The request
Wherever the word "reduced" appears in a line, copy that line.

-------- Extracted data

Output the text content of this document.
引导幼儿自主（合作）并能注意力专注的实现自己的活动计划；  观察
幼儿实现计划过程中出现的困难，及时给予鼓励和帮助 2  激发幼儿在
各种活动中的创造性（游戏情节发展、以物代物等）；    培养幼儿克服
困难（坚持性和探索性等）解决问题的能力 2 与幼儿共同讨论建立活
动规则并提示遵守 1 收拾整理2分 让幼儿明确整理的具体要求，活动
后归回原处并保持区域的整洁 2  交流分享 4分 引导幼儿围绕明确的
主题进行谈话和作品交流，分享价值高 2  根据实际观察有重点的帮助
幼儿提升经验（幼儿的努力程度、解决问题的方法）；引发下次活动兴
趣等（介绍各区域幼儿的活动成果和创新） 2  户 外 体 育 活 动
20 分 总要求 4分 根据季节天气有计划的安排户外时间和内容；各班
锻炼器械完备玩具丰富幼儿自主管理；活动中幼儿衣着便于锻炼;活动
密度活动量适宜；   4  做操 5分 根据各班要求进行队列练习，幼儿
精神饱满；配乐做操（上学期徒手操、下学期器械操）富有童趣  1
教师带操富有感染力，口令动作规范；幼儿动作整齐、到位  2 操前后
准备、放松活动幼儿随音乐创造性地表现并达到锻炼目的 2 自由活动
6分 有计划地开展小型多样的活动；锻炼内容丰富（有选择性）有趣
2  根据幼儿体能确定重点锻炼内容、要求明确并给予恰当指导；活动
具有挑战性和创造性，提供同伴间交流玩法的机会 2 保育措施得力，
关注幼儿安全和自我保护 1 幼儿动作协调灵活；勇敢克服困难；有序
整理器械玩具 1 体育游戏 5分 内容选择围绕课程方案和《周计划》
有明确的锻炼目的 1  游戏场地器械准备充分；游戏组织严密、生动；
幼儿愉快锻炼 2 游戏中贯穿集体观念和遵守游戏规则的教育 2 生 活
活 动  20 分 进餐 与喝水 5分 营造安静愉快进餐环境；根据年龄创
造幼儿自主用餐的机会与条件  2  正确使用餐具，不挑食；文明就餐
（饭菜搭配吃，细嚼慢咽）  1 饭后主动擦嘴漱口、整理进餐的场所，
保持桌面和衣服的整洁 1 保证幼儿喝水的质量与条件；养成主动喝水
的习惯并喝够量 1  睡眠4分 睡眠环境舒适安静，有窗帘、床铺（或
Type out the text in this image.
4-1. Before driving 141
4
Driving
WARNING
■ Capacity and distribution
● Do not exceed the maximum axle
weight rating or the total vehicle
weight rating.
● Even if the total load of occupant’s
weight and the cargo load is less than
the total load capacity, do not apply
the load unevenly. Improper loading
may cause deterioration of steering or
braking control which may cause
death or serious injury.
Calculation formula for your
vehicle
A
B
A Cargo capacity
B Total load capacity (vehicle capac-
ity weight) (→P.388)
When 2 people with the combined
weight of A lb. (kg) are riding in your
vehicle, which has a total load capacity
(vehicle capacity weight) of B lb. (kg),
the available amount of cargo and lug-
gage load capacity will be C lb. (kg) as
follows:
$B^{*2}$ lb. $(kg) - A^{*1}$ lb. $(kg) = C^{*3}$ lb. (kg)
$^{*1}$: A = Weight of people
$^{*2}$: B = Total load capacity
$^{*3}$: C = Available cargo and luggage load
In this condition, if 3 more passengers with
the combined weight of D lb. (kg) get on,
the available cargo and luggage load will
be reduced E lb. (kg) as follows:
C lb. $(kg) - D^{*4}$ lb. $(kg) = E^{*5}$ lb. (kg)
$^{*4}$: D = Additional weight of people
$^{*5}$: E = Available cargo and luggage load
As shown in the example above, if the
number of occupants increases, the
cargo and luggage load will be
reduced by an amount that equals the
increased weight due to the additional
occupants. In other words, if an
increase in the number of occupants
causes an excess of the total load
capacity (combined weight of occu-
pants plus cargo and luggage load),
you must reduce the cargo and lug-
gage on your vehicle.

----------------

Exercise answer
be reduced E lb. (kg) as follows:
reduced by an amount that equals the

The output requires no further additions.